START Material for the task
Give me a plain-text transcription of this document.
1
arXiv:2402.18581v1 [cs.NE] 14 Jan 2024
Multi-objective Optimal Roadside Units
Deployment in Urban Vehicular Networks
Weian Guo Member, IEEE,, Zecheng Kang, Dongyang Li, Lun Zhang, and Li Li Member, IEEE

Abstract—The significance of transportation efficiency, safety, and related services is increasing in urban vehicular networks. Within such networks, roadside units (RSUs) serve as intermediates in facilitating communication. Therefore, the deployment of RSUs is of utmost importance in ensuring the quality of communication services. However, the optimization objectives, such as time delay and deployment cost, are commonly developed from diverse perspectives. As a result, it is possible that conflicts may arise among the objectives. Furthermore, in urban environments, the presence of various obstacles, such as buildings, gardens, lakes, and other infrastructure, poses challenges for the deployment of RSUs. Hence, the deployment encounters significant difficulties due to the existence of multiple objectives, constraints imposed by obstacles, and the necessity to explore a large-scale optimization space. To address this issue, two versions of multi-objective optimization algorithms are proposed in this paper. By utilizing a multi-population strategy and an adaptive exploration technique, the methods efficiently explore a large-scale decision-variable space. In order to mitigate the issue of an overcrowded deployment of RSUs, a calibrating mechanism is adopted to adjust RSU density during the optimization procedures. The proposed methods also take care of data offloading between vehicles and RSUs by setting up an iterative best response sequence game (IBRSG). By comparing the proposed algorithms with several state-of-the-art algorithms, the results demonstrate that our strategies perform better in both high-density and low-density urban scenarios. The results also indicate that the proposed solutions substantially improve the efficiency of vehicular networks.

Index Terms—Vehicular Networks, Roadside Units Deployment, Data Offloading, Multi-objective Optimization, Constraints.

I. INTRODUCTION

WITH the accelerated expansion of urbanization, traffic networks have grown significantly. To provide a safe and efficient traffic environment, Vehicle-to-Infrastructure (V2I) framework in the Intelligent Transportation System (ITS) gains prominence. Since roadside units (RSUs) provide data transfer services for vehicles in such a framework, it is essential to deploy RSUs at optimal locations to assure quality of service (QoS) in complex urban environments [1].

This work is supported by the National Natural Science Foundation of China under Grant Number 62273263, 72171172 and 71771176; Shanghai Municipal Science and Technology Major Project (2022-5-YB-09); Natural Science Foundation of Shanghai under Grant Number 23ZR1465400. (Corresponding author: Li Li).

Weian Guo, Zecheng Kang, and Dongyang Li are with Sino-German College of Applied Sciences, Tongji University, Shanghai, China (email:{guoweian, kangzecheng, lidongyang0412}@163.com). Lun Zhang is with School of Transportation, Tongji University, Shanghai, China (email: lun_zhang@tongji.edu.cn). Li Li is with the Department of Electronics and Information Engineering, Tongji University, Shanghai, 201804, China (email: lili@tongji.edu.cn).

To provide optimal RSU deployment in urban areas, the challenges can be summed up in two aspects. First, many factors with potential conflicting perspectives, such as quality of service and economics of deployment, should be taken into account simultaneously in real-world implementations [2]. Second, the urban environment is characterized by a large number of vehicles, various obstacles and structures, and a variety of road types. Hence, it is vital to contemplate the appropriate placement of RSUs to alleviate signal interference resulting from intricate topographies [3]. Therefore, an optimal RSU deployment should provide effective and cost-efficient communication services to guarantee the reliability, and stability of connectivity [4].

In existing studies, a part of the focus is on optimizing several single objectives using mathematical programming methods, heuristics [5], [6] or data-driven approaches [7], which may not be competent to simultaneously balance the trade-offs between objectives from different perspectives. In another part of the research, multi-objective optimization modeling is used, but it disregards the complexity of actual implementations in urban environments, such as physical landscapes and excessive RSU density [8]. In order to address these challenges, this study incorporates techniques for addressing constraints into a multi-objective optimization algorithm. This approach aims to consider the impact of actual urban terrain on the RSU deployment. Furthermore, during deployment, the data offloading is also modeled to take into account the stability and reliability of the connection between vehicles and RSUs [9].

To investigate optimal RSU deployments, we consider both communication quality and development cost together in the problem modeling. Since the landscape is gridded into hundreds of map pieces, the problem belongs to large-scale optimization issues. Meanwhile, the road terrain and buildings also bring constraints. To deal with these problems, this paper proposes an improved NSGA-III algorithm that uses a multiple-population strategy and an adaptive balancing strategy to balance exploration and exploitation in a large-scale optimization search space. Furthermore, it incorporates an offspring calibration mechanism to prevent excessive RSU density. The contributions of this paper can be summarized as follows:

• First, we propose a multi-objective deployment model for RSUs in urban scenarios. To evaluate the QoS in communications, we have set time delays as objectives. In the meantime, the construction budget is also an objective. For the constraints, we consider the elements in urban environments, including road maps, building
END Material for the task
Aim of the task → From the listing above, copy out each line where the word "Shanghai" appears.

Response to the exercise →
This work is supported by the National Natural Science Foundation of China under Grant Number 62273263, 72171172 and 71771176; Shanghai Municipal Science and Technology Major Project (2022-5-YB-09); Natural Science Foundation of Shanghai under Grant Number 23ZR1465400. (Corresponding author: Li Li).
Weian Guo, Zecheng Kang, and Dongyang Li are with Sino-German College of Applied Sciences, Tongji University, Shanghai, China (email:{guoweian, kangzecheng, lidongyang0412}@163.com). Lun Zhang is with School of Transportation, Tongji University, Shanghai, China (email: lun_zhang@tongji.edu.cn). Li Li is with the Department of Electronics and Information Engineering, Tongji University, Shanghai, 201804, China (email: lili@tongji.edu.cn).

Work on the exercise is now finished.